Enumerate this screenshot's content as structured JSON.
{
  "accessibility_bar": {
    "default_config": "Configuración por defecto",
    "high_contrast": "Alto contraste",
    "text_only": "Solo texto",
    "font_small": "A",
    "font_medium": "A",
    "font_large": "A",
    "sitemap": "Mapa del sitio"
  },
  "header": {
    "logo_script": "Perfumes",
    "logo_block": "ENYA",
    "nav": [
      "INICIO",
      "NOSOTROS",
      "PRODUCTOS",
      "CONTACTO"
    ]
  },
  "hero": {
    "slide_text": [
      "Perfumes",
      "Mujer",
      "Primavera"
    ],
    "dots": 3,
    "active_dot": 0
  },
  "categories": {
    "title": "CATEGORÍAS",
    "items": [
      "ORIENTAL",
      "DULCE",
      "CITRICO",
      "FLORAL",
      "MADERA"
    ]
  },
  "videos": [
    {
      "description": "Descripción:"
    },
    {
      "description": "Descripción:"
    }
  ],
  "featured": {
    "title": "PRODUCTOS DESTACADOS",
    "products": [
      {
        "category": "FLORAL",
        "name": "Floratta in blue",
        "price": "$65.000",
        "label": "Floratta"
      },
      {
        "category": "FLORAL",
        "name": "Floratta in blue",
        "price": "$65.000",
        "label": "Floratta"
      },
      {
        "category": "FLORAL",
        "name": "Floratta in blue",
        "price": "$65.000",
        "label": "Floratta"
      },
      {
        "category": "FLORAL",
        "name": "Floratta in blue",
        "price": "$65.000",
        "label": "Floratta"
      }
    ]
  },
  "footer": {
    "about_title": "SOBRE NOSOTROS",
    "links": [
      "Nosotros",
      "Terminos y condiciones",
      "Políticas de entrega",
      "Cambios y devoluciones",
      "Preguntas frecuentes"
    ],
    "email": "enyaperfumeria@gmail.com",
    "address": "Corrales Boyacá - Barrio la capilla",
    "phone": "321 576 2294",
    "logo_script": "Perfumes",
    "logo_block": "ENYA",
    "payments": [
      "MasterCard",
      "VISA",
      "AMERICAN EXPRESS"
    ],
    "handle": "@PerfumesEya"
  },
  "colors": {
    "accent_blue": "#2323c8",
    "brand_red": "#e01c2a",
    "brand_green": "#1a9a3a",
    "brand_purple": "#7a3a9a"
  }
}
◆ ◆ ◆ ◆
WHAT YOU HAVE TO DO
Copy out every line of the data that includes the word "PRODUCTOS".

COMPLETE RESPONSE
      "PRODUCTOS",
    "title": "PRODUCTOS DESTACADOS",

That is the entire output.